[BEGIN Entries]

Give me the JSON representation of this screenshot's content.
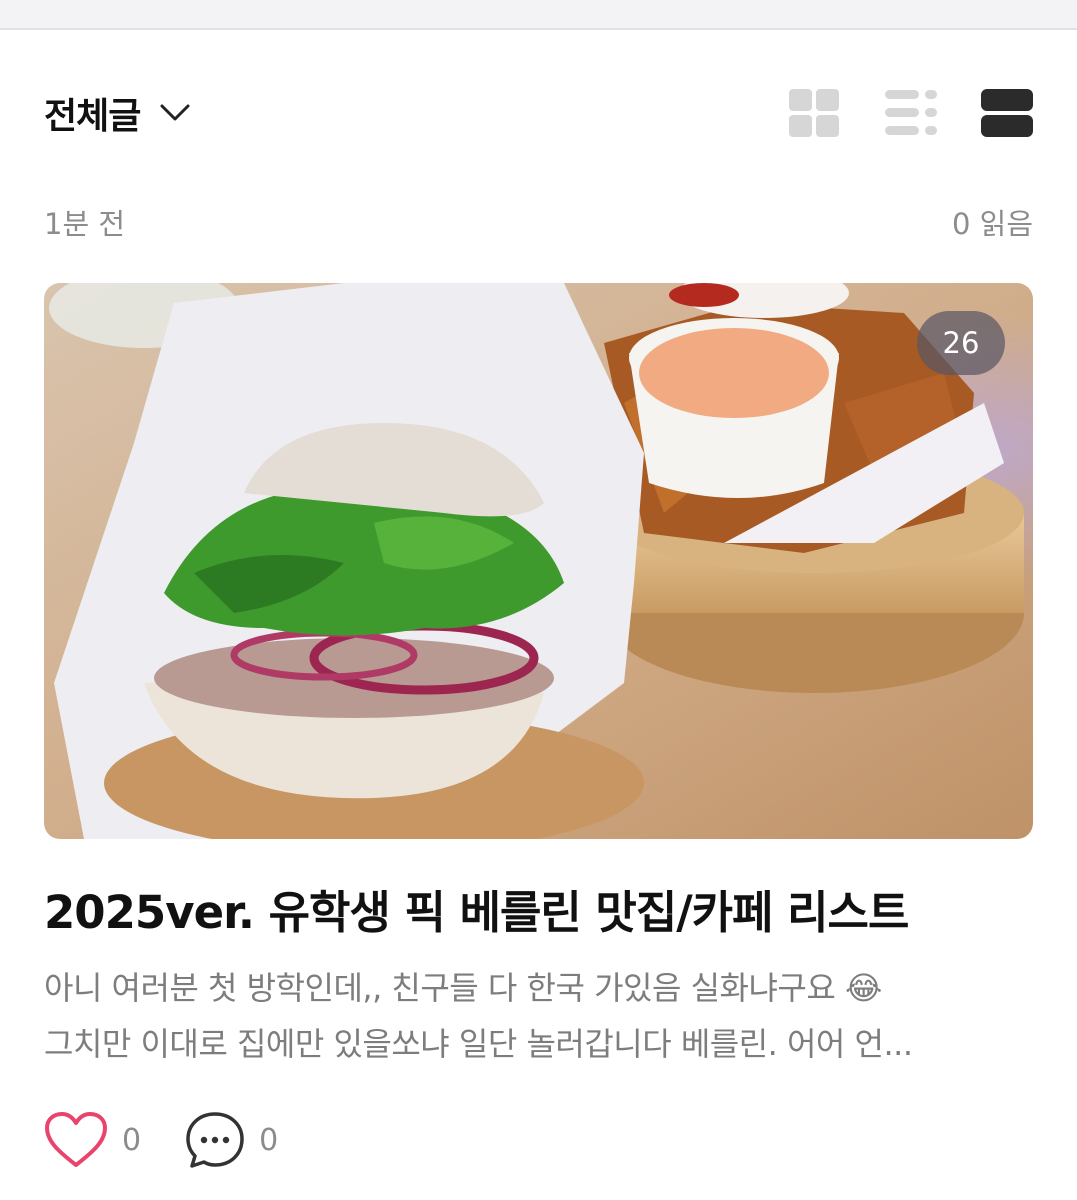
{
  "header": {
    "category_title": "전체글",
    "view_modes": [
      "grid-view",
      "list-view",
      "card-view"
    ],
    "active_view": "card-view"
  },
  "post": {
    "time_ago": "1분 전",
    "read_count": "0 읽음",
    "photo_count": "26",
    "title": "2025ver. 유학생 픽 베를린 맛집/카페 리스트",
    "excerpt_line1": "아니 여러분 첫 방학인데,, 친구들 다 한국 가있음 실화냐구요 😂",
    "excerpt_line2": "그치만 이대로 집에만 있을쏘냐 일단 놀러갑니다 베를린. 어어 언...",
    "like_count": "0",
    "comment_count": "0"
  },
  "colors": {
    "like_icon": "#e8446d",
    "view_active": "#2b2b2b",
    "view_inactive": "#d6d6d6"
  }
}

[END Entries]
[BEGIN Entries]

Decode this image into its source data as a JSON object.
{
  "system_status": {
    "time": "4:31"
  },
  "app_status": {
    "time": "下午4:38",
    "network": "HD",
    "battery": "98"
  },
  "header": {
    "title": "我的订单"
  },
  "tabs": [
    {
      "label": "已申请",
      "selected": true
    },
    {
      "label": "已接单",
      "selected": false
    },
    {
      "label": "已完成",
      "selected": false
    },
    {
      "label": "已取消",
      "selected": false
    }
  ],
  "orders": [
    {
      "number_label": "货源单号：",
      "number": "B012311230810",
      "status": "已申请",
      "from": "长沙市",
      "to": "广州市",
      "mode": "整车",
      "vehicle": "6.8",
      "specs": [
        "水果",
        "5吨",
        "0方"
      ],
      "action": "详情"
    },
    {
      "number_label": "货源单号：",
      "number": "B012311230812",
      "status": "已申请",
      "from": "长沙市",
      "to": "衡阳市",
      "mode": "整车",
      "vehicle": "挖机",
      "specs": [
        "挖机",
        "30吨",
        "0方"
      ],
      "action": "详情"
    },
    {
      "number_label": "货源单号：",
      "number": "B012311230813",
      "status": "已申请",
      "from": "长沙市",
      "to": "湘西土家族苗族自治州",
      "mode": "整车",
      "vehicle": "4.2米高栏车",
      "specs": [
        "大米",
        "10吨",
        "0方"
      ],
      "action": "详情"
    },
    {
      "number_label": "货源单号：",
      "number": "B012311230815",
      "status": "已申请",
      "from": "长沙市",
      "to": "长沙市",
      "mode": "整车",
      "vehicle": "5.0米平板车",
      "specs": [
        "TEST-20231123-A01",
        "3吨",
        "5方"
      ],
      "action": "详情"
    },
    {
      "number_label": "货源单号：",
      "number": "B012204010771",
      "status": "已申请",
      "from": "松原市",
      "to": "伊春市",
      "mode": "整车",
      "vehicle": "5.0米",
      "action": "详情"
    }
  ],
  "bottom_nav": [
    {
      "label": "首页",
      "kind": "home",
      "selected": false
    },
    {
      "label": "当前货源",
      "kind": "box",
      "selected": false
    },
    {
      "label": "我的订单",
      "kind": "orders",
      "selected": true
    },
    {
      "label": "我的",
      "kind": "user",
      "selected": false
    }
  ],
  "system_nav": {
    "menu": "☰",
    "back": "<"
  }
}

[END Entries]

### Given request
Copy out every line with the word "kind".

### Solution for this problem
      "kind": "home",
      "kind": "box",
      "kind": "orders",
      "kind": "user",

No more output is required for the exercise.